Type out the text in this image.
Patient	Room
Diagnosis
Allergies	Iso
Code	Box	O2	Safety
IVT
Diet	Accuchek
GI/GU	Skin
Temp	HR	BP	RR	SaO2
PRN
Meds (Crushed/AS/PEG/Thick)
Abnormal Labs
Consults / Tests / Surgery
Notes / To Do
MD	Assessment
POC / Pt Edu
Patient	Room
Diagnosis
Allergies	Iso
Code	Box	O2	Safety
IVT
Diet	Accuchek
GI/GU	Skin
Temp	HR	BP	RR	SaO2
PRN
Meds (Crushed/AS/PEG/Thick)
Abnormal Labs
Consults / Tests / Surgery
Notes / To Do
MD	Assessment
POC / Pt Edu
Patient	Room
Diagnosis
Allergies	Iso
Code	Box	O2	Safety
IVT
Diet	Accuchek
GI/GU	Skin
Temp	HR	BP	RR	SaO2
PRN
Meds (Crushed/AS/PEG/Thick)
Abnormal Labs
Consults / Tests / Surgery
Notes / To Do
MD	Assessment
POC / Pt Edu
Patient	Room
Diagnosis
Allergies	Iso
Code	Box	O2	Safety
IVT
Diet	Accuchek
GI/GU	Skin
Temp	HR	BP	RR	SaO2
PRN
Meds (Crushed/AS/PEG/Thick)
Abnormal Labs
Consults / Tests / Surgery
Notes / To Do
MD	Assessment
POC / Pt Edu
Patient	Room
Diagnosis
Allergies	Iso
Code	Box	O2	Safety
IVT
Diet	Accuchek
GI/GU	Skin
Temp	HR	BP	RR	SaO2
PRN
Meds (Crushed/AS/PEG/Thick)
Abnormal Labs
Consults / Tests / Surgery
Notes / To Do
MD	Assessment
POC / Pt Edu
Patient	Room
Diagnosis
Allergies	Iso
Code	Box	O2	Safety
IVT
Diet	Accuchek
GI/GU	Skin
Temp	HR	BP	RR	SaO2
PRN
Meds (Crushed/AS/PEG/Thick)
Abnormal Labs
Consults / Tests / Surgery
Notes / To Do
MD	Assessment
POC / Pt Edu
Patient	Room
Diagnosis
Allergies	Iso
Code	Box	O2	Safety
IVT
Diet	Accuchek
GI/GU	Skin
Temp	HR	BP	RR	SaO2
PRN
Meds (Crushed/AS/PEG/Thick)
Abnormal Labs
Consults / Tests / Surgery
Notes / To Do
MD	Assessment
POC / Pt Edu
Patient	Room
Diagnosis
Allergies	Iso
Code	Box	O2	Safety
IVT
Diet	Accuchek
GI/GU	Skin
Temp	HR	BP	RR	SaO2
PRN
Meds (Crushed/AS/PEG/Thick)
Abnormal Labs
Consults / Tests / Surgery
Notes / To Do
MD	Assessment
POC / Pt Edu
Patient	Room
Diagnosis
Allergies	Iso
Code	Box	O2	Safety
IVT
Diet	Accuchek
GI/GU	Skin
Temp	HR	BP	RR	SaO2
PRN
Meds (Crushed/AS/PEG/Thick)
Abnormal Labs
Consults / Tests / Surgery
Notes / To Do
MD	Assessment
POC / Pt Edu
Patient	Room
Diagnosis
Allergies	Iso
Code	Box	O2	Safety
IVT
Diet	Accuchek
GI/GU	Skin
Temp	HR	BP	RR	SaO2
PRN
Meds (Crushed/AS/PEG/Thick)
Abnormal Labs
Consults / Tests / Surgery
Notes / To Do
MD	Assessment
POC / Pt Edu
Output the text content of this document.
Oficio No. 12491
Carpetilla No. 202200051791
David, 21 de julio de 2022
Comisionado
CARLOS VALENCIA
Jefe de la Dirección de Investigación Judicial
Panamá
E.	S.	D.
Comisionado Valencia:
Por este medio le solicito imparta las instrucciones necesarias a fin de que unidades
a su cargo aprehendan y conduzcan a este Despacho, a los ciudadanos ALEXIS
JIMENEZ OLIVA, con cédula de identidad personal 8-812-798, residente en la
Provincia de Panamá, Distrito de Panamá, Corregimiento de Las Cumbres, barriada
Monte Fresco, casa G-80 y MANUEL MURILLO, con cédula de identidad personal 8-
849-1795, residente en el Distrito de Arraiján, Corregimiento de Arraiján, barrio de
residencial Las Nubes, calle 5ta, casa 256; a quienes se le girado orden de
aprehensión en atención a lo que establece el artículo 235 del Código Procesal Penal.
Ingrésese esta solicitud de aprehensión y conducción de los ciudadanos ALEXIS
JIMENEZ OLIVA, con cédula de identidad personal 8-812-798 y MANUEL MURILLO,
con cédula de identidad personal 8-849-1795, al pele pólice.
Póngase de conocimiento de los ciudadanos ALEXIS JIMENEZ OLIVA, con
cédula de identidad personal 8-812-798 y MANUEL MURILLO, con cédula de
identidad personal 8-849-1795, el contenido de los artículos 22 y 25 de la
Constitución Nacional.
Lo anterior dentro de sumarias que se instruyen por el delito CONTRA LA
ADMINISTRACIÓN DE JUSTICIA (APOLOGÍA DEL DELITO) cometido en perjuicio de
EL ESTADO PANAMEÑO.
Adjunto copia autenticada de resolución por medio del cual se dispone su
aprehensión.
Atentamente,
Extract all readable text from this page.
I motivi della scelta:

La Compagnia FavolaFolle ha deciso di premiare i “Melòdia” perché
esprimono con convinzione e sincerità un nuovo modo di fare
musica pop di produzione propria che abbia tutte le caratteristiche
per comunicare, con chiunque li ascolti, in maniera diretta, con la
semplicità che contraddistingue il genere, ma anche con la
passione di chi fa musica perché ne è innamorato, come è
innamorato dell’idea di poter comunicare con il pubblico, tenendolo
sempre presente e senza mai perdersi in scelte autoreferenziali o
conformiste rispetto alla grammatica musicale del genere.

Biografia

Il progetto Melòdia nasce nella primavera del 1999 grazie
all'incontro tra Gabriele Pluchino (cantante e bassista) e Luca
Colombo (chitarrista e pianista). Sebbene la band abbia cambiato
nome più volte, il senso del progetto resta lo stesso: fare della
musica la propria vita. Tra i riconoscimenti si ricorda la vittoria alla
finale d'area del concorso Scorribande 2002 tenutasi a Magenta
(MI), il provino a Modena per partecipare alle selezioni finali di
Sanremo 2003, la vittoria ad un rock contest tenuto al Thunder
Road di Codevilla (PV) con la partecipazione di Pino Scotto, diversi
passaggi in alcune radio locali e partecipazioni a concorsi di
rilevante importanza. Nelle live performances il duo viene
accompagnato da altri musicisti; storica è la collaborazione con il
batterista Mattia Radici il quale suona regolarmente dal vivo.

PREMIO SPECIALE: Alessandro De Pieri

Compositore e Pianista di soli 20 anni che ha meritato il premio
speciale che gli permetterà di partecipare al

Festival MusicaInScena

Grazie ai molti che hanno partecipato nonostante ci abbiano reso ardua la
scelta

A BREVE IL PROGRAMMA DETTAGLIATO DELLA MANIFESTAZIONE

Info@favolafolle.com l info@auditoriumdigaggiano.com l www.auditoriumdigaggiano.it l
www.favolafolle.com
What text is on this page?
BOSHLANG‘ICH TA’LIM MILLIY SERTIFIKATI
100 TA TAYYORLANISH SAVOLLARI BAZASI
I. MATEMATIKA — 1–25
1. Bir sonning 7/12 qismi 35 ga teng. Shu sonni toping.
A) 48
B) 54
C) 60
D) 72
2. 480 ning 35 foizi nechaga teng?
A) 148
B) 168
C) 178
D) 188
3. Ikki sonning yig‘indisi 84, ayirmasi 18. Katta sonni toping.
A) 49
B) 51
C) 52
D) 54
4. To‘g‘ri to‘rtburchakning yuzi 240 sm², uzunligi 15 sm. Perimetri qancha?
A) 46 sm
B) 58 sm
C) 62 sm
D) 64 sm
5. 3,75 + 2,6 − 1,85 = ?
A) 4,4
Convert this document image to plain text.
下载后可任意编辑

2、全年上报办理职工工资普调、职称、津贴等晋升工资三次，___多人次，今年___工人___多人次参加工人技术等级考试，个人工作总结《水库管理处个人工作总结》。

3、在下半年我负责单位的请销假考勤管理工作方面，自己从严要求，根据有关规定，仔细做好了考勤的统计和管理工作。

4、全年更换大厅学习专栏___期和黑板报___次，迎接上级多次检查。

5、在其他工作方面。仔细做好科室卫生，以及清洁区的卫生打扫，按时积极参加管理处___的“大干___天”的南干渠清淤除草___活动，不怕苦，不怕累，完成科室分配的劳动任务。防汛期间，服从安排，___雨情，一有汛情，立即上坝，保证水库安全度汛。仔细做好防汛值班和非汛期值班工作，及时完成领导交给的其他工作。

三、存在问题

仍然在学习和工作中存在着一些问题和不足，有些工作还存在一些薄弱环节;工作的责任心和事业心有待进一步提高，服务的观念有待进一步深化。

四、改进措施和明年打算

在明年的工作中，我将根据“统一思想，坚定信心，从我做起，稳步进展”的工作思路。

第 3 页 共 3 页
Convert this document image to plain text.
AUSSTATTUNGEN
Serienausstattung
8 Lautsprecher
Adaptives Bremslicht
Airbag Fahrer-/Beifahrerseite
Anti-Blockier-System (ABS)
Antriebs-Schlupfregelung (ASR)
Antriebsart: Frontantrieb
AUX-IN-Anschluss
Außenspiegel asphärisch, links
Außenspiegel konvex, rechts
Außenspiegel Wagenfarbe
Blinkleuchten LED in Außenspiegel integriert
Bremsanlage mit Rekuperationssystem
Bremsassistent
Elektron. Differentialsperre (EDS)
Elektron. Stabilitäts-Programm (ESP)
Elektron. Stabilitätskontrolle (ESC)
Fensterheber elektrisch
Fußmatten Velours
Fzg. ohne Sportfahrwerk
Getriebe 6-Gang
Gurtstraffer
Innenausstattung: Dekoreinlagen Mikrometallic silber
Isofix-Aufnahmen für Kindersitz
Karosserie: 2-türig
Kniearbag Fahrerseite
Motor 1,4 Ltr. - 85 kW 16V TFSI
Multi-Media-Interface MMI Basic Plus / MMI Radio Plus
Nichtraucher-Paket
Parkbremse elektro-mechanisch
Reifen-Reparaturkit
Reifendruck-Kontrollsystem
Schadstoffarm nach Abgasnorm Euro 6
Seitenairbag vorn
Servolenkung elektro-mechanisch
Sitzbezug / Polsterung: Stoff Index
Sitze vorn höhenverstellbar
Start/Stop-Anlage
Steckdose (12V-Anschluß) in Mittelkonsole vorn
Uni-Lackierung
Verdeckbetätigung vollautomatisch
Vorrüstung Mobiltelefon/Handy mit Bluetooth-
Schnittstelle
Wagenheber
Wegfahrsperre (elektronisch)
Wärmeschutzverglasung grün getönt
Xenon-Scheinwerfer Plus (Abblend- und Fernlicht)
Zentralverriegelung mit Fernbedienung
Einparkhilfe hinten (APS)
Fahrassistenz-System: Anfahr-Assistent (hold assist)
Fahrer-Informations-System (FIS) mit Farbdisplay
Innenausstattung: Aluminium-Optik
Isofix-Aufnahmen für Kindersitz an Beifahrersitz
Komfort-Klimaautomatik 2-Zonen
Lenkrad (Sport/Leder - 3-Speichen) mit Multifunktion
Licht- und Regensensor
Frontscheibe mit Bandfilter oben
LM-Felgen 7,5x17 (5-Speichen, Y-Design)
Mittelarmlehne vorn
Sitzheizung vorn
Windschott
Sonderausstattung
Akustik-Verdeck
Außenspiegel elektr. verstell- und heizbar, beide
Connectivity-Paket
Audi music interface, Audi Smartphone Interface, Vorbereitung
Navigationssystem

* Exercise:
Pull out every line of the records above that contains the word "perché".

* Expected output:
La Compagnia FavolaFolle ha deciso di premiare i “Melòdia” perché
passione di chi fa musica perché ne è innamorato, come è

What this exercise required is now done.